TEXTE FOURNI:
Principaux renseignements
- Shein a transformé l’industrie de la confection grâce à son modèle de plateforme numérique.
- L’entreprise utilise la production par petits lots et s’appuie sur une gestion axée sur les données pour fournir une grande variété de vêtements plus rapidement et à un prix plus abordable que ses concurrents.
- Malgré les défis, l’utilisation innovante par Shein de plateformes et de systèmes numériques offre aux pays en développement la possibilité de participer à la fabrication de vêtements.
La transformation numérique de la fabrication de vêtements
La fabrication de vêtements a traditionnellement offert aux pays en développement une voie vers la croissance industrielle et l’augmentation des revenus. Cependant, l’industrie mondiale de l’habillement est incroyablement compétitive, les producteurs cherchant constamment des moyens de réduire les coûts et d’améliorer l’efficacité, souvent par le biais de la technologie.
Si l’automatisation de la production de vêtements, où les machines surpassent les travailleurs humains en termes de vitesse et de précision, fait l’objet d’une grande attention, une autre avancée technologique cruciale est en cours : la montée en puissance des plateformes numériques qui optimisent la gestion de la chaîne d’approvisionnement grâce à des solutions basées sur les données. Cette évolution implique que les entreprises de commerce électronique s’intègrent en amont dans la fabrication. Les plateformes numériques chinoises, comme le géant de la vente au détail de mode Shein, sont à la tête de cette transformation industrielle pilotée par les plateformes, selon le célèbre groupe de réflexion britannique ODI (Overseas Development Institute).
Le modèle innovant de Shein
Fondée en 2012 en tant qu’entreprise de commerce électronique, Shein est rapidement devenue l’application de shopping la plus téléchargée aux États-Unis, dépassant des géants établis comme Amazon. Son succès repose sur la production et la fourniture d’une plus grande variété de vêtements, plus rapidement et à un prix plus abordable que ses concurrents, tout en maintenant sa rentabilité. Alors que des marques de mode comme Zara utilisent une conception, une production, un inventaire et une gestion de la chaîne d’approvisionnement fondés sur les données, Shein élève ces pratiques à de nouveaux sommets.

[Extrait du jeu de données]
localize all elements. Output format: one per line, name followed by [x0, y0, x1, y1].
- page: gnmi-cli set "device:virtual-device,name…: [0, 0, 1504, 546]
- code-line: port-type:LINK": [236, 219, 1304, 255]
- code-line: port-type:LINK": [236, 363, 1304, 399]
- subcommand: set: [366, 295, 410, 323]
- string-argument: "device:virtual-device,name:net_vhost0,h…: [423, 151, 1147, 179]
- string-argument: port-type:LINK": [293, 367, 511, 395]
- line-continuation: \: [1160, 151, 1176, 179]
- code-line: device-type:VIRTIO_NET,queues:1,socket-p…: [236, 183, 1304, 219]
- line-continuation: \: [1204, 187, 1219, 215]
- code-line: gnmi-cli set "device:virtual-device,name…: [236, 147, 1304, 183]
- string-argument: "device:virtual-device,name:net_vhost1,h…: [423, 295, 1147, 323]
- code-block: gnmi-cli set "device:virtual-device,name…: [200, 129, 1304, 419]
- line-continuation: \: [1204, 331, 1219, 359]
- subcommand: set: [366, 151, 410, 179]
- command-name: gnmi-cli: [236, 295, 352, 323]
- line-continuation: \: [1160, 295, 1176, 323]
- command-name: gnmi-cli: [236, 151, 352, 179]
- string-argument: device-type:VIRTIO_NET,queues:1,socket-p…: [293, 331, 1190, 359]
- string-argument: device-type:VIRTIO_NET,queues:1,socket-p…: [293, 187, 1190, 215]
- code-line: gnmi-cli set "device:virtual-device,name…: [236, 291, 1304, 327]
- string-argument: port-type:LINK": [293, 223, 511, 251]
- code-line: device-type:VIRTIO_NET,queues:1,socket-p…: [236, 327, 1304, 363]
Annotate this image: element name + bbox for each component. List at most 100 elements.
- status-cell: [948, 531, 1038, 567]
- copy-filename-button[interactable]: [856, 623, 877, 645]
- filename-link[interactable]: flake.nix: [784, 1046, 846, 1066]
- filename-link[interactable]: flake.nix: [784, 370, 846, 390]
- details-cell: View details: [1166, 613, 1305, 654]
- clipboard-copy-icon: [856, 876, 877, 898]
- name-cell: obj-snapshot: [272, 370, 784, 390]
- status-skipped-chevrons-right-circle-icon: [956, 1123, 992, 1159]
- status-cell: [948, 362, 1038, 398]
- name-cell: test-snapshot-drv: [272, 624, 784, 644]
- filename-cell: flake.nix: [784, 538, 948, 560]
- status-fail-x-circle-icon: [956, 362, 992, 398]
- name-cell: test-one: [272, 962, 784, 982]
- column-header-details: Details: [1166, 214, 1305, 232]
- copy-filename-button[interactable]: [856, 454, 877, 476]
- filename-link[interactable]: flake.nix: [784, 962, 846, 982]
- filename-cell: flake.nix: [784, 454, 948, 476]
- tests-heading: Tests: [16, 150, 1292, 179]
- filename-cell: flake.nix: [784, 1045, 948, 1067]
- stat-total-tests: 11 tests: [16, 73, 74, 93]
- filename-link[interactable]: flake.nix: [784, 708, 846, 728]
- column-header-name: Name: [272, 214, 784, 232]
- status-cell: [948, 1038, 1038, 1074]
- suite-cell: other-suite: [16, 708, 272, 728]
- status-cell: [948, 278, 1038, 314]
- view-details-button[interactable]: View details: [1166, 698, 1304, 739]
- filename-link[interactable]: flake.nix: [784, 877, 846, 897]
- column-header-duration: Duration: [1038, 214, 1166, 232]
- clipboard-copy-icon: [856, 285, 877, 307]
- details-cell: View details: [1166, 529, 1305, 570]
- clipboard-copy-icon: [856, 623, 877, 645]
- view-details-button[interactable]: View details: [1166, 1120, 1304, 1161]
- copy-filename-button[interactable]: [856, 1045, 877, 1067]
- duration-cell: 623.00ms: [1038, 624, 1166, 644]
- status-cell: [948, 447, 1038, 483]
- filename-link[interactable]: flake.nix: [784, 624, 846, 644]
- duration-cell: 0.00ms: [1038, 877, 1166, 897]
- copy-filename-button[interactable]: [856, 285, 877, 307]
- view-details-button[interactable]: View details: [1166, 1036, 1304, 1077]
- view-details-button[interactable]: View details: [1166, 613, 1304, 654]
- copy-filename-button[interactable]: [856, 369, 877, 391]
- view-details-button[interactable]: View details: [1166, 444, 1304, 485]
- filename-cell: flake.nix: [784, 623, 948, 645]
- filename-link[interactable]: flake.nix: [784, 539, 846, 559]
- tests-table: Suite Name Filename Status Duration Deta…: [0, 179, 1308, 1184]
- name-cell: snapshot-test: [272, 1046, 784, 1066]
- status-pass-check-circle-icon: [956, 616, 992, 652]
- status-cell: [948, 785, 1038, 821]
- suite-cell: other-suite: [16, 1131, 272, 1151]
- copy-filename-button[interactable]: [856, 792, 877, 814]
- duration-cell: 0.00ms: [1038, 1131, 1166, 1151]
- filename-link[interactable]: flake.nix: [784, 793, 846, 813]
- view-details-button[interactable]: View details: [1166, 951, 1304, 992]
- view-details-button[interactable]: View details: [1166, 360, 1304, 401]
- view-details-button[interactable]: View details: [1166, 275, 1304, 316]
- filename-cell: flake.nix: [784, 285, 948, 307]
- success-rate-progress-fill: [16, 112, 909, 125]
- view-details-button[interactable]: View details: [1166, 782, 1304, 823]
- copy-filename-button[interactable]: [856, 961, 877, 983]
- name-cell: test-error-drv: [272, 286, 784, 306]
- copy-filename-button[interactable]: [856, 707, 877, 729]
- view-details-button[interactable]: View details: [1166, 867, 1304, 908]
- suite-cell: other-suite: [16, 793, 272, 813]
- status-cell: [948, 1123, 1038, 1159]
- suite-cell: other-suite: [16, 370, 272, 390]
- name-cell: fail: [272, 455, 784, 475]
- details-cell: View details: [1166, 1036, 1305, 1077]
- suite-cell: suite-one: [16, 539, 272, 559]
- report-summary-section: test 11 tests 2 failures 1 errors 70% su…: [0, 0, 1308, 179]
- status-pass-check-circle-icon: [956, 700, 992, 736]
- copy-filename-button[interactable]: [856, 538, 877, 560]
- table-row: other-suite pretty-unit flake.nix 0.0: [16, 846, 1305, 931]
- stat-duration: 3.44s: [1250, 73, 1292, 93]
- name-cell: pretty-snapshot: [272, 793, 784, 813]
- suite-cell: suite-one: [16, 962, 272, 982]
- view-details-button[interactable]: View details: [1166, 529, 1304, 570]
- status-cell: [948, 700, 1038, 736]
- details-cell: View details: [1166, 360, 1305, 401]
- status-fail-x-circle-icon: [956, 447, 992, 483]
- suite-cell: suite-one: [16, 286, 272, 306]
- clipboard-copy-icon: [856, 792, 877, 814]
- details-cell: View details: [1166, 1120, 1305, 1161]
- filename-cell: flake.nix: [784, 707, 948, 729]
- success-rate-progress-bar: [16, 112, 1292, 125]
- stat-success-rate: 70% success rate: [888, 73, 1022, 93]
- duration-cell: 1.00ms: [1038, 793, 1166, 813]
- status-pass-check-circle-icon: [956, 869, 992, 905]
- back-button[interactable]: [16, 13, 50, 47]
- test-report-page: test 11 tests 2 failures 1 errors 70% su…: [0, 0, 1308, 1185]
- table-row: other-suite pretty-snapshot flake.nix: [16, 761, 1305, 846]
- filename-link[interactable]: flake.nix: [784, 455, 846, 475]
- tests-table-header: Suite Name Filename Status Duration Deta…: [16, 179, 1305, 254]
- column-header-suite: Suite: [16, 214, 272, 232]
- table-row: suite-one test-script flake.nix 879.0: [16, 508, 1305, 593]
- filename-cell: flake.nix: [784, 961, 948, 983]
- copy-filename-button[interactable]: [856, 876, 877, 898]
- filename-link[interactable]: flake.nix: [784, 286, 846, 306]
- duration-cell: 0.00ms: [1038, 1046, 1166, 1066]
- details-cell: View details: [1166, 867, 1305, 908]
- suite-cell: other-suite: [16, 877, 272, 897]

CONSIGNES DE L'EXERCICE:
Renvoie le texte sur Shein en entier, mot pour mot.

RÉPONSE ÉCRITE:
Principaux renseignements
- Shein a transformé l’industrie de la confection grâce à son modèle de plateforme numérique.
- L’entreprise utilise la production par petits lots et s’appuie sur une gestion axée sur les données pour fournir une grande variété de vêtements plus rapidement et à un prix plus abordable que ses concurrents.
- Malgré les défis, l’utilisation innovante par Shein de plateformes et de systèmes numériques offre aux pays en développement la possibilité de participer à la fabrication de vêtements.
La transformation numérique de la fabrication de vêtements
La fabrication de vêtements a traditionnellement offert aux pays en développement une voie vers la croissance industrielle et l’augmentation des revenus. Cependant, l’industrie mondiale de l’habillement est incroyablement compétitive, les producteurs cherchant constamment des moyens de réduire les coûts et d’améliorer l’efficacité, souvent par le biais de la technologie.
Si l’automatisation de la production de vêtements, où les machines surpassent les travailleurs humains en termes de vitesse et de précision, fait l’objet d’une grande attention, une autre avancée technologique cruciale est en cours : la montée en puissance des plateformes numériques qui optimisent la gestion de la chaîne d’approvisionnement grâce à des solutions basées sur les données. Cette évolution implique que les entreprises de commerce électronique s’intègrent en amont dans la fabrication. Les plateformes numériques chinoises, comme le géant de la vente au détail de mode Shein, sont à la tête de cette transformation industrielle pilotée par les plateformes, selon le célèbre groupe de réflexion britannique ODI (Overseas Development Institute).
Le modèle innovant de Shein
Fondée en 2012 en tant qu’entreprise de commerce électronique, Shein est rapidement devenue l’application de shopping la plus téléchargée aux États-Unis, dépassant des géants établis comme Amazon. Son succès repose sur la production et la fourniture d’une plus grande variété de vêtements, plus rapidement et à un prix plus abordable que ses concurrents, tout en maintenant sa rentabilité. Alors que des marques de mode comme Zara utilisent une conception, une production, un inventaire et une gestion de la chaîne d’approvisionnement fondés sur les données, Shein élève ces pratiques à de nouveaux sommets.